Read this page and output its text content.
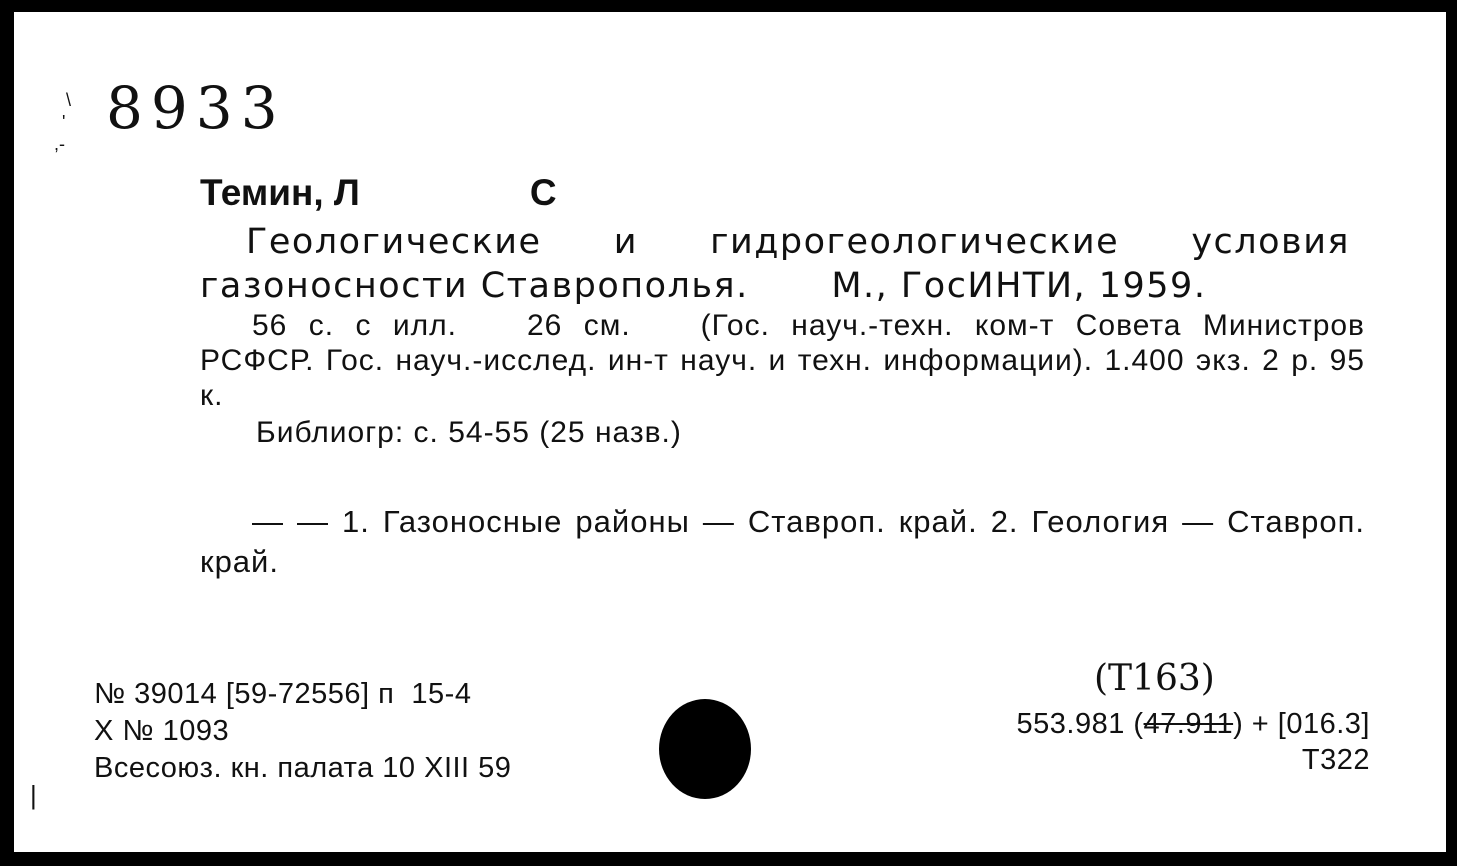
\
'
,-
|
8933
Темин, Л	С
Геологические и гидрогеологические условия газоносности Ставрополья. М., ГосИНТИ, 1959.
56 с. с илл. 26 см. (Гос. науч.-техн. ком-т Совета Министров РСФСР. Гос. науч.-исслед. ин-т науч. и техн. информации). 1.400 экз. 2 р. 95 к.
Библиогр: с. 54-55 (25 назв.)
— — 1. Газоносные районы — Ставроп. край. 2. Геология — Ставроп. край.
№ 39014 [59-72556] п  15-4
X № 1093
Всесоюз. кн. палата 10 XIII 59
(Т163)
553.981 (47.911) + [016.3]
Т322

→ To do: Reproduce the listing above exactly, excluding all pictures.

→ Answer to the task:
Read this page and output its text content.
\
'
,-
|
8933
Темин, Л	С
Геологические и гидрогеологические условия газоносности Ставрополья. М., ГосИНТИ, 1959.
56 с. с илл. 26 см. (Гос. науч.-техн. ком-т Совета Министров РСФСР. Гос. науч.-исслед. ин-т науч. и техн. информации). 1.400 экз. 2 р. 95 к.
Библиогр: с. 54-55 (25 назв.)
— — 1. Газоносные районы — Ставроп. край. 2. Геология — Ставроп. край.
№ 39014 [59-72556] п  15-4
X № 1093
Всесоюз. кн. палата 10 XIII 59
(Т163)
553.981 (47.911) + [016.3]
Т322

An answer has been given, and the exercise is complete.